• _The records_:
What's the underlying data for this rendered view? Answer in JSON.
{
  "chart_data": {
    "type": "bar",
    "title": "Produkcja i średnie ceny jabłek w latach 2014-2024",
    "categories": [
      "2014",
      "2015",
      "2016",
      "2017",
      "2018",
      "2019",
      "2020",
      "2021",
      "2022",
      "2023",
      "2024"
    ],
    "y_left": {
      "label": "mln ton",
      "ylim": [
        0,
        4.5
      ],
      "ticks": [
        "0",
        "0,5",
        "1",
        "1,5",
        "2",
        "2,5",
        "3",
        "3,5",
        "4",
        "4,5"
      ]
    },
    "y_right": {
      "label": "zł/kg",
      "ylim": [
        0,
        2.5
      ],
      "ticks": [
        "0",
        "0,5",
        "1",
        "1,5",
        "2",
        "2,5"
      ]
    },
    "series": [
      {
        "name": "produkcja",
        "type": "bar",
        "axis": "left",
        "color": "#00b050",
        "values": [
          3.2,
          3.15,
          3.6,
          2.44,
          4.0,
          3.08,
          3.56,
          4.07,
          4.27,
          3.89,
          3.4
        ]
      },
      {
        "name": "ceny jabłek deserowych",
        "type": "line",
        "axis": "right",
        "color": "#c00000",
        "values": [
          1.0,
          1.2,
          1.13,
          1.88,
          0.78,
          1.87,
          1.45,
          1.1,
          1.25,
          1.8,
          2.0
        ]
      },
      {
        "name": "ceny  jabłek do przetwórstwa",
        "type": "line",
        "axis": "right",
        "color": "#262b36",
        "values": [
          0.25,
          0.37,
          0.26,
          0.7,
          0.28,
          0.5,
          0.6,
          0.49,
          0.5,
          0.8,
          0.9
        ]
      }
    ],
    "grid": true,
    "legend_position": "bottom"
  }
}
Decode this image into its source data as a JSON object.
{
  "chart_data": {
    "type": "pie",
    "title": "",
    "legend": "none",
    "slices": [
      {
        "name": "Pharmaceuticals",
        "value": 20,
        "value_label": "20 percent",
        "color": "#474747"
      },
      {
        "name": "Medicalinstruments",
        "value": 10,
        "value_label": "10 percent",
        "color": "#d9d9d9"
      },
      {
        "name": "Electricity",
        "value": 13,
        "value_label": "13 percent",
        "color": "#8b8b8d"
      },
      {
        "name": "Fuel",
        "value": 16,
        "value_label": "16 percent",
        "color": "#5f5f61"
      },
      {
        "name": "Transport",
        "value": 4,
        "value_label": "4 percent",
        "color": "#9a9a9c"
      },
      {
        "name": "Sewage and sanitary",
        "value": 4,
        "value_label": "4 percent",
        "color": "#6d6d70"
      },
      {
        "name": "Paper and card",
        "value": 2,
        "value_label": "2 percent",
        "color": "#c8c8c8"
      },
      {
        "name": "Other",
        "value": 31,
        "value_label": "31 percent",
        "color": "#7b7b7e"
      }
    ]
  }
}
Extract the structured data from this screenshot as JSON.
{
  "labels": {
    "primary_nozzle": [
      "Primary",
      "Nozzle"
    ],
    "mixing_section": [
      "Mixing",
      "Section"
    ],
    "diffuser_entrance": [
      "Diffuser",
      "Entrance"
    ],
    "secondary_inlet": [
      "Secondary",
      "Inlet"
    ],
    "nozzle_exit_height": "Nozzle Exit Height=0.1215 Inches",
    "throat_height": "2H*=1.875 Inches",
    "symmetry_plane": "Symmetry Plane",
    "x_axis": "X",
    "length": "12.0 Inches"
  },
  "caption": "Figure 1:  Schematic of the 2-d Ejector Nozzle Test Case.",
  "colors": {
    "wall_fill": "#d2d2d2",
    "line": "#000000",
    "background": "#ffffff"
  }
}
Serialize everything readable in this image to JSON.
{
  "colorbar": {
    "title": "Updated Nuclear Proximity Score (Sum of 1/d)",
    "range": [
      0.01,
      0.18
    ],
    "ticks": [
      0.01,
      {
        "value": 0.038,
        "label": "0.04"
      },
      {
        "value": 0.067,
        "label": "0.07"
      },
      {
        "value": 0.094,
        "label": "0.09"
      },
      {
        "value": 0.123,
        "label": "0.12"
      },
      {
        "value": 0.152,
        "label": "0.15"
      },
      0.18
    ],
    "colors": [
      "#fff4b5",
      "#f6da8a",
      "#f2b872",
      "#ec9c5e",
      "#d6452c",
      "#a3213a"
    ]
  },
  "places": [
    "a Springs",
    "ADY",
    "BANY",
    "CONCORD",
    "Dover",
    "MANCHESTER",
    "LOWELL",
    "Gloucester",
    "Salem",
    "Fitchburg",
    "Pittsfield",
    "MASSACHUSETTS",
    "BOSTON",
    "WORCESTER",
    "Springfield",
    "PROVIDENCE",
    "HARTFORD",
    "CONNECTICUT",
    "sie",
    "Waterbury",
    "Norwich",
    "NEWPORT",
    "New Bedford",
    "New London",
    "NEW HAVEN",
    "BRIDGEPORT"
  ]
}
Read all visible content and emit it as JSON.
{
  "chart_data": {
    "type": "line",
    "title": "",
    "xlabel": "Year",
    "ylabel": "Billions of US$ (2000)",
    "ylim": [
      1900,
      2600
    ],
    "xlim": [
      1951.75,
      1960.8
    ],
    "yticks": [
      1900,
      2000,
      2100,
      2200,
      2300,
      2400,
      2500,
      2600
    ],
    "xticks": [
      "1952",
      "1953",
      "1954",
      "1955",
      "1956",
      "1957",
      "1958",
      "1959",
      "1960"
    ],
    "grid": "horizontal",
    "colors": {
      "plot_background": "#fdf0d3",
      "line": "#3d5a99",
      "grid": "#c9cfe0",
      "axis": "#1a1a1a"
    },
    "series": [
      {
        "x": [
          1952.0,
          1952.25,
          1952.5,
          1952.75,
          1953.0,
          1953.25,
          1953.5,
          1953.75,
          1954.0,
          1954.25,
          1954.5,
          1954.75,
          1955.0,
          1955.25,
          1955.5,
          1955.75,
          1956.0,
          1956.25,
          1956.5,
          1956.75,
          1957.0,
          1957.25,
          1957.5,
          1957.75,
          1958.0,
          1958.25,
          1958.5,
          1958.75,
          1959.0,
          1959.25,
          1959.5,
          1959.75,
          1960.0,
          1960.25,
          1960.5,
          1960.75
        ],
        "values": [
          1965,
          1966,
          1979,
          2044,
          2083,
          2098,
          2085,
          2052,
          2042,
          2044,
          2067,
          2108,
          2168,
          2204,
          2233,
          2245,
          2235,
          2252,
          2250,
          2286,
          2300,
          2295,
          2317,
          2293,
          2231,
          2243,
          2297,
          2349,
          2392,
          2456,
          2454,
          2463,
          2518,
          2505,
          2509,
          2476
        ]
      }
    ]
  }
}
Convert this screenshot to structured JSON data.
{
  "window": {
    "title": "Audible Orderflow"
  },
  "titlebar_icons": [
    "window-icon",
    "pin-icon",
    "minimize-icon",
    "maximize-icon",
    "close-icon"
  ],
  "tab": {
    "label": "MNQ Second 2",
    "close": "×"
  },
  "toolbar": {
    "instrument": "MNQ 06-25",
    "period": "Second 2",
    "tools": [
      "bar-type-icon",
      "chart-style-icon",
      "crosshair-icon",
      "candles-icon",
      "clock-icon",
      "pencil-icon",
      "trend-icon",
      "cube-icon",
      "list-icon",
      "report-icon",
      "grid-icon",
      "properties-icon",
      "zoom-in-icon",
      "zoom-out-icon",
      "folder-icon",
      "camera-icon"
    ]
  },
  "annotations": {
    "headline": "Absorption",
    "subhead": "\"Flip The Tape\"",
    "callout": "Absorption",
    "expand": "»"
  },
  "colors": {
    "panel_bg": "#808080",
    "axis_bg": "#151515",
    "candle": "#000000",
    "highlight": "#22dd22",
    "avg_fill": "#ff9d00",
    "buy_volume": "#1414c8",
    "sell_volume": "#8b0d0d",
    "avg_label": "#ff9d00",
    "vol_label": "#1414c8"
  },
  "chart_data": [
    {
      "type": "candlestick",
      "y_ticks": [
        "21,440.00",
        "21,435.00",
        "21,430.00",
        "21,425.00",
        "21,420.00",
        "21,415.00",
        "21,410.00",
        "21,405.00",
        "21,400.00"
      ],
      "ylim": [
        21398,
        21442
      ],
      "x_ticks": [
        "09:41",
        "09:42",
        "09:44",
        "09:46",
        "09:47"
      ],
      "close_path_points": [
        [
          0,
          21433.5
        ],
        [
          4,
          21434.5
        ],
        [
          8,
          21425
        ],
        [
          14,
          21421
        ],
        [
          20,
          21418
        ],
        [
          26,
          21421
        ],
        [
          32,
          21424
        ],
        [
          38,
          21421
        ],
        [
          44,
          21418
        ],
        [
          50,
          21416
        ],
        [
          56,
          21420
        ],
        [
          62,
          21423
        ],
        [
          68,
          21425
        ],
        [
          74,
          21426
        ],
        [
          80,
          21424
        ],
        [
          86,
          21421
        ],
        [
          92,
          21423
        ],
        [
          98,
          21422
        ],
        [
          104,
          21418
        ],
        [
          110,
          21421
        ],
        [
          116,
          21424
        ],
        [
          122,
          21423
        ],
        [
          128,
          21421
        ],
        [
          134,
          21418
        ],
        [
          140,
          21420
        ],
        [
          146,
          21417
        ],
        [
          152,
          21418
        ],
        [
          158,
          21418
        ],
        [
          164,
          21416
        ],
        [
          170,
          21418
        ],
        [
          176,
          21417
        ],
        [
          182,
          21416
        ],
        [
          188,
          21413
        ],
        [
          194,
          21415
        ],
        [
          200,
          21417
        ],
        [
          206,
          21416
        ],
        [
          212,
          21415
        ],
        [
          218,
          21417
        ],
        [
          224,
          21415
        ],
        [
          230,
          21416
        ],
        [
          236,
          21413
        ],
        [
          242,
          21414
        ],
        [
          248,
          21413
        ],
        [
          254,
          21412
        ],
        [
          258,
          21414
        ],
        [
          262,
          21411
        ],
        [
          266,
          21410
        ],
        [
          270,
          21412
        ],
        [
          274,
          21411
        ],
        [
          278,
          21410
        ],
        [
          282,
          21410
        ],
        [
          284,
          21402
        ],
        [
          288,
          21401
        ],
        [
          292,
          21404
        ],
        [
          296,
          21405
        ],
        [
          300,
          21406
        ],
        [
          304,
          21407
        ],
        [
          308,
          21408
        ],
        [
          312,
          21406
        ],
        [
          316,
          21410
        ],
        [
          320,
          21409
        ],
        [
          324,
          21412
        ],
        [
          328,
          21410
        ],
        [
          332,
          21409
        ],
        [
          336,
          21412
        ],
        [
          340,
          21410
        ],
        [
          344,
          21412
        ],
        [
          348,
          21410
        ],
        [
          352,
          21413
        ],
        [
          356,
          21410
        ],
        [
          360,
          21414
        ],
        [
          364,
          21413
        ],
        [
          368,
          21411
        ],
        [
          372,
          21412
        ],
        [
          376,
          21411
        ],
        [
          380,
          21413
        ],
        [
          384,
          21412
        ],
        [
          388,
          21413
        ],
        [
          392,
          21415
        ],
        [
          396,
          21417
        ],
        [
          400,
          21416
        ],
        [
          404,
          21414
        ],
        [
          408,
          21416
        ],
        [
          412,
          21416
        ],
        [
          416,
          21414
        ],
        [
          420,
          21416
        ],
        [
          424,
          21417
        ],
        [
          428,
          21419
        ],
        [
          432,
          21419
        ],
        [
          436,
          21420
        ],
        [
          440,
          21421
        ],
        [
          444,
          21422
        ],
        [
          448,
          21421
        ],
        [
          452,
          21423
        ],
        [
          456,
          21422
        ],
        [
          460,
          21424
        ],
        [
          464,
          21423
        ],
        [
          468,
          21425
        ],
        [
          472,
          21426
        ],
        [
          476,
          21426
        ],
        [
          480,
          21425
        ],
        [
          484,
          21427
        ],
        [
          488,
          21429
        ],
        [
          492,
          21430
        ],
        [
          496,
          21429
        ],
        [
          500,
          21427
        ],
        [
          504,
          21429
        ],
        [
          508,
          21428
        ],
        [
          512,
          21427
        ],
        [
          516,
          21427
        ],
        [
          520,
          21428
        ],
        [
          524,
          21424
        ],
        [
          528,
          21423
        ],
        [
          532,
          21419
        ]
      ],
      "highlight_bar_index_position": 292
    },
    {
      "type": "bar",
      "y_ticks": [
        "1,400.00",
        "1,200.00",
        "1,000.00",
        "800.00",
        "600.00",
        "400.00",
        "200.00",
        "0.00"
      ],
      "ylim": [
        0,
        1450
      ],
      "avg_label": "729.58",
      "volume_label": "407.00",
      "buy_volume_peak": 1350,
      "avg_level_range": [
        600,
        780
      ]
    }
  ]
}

• _Task goal_: Examine the records and pull out every line where the string "ceny" occurs.

• _Full answer_:
    "title": "Produkcja i średnie ceny jabłek w latach 2014-2024",
        "name": "ceny jabłek deserowych",
        "name": "ceny  jabłek do przetwórstwa",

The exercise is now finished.